[DATASET EXCERPTS]
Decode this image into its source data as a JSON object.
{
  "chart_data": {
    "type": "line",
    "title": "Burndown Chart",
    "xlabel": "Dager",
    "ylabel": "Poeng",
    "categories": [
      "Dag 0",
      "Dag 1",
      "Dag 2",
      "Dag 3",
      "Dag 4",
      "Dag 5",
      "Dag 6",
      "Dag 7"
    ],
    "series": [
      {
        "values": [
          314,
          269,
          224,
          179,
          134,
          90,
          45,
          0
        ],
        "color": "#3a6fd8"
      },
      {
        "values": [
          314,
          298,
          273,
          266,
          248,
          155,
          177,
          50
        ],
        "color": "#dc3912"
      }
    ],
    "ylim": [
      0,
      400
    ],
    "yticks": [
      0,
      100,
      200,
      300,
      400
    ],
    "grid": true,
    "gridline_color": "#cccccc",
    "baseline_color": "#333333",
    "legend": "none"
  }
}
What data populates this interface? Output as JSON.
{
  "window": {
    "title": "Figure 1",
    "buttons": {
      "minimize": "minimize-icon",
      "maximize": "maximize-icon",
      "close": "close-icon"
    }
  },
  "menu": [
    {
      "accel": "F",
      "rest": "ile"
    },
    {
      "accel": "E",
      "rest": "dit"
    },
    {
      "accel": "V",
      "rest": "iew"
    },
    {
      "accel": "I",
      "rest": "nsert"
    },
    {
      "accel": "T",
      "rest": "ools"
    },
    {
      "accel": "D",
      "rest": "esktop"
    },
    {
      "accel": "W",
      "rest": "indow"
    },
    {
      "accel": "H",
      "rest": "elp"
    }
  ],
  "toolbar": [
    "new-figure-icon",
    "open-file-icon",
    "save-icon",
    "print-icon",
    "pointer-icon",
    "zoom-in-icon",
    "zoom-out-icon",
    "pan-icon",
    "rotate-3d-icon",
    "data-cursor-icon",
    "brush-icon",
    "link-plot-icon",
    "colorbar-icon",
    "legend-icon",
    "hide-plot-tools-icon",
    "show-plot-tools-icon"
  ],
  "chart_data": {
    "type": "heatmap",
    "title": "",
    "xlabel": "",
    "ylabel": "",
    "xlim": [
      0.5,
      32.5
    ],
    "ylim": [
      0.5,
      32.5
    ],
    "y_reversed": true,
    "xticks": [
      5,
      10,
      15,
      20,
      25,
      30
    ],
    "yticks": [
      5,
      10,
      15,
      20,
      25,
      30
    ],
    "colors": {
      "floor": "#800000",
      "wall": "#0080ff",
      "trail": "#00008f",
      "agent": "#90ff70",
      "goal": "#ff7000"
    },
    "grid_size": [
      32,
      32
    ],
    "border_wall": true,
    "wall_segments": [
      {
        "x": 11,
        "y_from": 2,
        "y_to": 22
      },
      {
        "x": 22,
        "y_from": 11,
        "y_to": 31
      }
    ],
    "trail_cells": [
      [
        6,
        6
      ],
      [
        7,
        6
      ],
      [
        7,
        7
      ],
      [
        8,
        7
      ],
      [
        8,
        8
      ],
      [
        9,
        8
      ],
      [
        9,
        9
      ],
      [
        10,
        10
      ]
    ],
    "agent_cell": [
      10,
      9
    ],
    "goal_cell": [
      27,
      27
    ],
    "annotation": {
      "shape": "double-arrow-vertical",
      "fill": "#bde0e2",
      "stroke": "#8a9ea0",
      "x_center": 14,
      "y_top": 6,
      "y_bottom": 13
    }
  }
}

[WHAT YOU WILL DO] Return each line of the data exactly as written above.

[FINISHED EXERCISE]
Decode this image into its source data as a JSON object.
{
  "chart_data": {
    "type": "line",
    "title": "Burndown Chart",
    "xlabel": "Dager",
    "ylabel": "Poeng",
    "categories": [
      "Dag 0",
      "Dag 1",
      "Dag 2",
      "Dag 3",
      "Dag 4",
      "Dag 5",
      "Dag 6",
      "Dag 7"
    ],
    "series": [
      {
        "values": [
          314,
          269,
          224,
          179,
          134,
          90,
          45,
          0
        ],
        "color": "#3a6fd8"
      },
      {
        "values": [
          314,
          298,
          273,
          266,
          248,
          155,
          177,
          50
        ],
        "color": "#dc3912"
      }
    ],
    "ylim": [
      0,
      400
    ],
    "yticks": [
      0,
      100,
      200,
      300,
      400
    ],
    "grid": true,
    "gridline_color": "#cccccc",
    "baseline_color": "#333333",
    "legend": "none"
  }
}
What data populates this interface? Output as JSON.
{
  "window": {
    "title": "Figure 1",
    "buttons": {
      "minimize": "minimize-icon",
      "maximize": "maximize-icon",
      "close": "close-icon"
    }
  },
  "menu": [
    {
      "accel": "F",
      "rest": "ile"
    },
    {
      "accel": "E",
      "rest": "dit"
    },
    {
      "accel": "V",
      "rest": "iew"
    },
    {
      "accel": "I",
      "rest": "nsert"
    },
    {
      "accel": "T",
      "rest": "ools"
    },
    {
      "accel": "D",
      "rest": "esktop"
    },
    {
      "accel": "W",
      "rest": "indow"
    },
    {
      "accel": "H",
      "rest": "elp"
    }
  ],
  "toolbar": [
    "new-figure-icon",
    "open-file-icon",
    "save-icon",
    "print-icon",
    "pointer-icon",
    "zoom-in-icon",
    "zoom-out-icon",
    "pan-icon",
    "rotate-3d-icon",
    "data-cursor-icon",
    "brush-icon",
    "link-plot-icon",
    "colorbar-icon",
    "legend-icon",
    "hide-plot-tools-icon",
    "show-plot-tools-icon"
  ],
  "chart_data": {
    "type": "heatmap",
    "title": "",
    "xlabel": "",
    "ylabel": "",
    "xlim": [
      0.5,
      32.5
    ],
    "ylim": [
      0.5,
      32.5
    ],
    "y_reversed": true,
    "xticks": [
      5,
      10,
      15,
      20,
      25,
      30
    ],
    "yticks": [
      5,
      10,
      15,
      20,
      25,
      30
    ],
    "colors": {
      "floor": "#800000",
      "wall": "#0080ff",
      "trail": "#00008f",
      "agent": "#90ff70",
      "goal": "#ff7000"
    },
    "grid_size": [
      32,
      32
    ],
    "border_wall": true,
    "wall_segments": [
      {
        "x": 11,
        "y_from": 2,
        "y_to": 22
      },
      {
        "x": 22,
        "y_from": 11,
        "y_to": 31
      }
    ],
    "trail_cells": [
      [
        6,
        6
      ],
      [
        7,
        6
      ],
      [
        7,
        7
      ],
      [
        8,
        7
      ],
      [
        8,
        8
      ],
      [
        9,
        8
      ],
      [
        9,
        9
      ],
      [
        10,
        10
      ]
    ],
    "agent_cell": [
      10,
      9
    ],
    "goal_cell": [
      27,
      27
    ],
    "annotation": {
      "shape": "double-arrow-vertical",
      "fill": "#bde0e2",
      "stroke": "#8a9ea0",
      "x_center": 14,
      "y_top": 6,
      "y_bottom": 13
    }
  }
}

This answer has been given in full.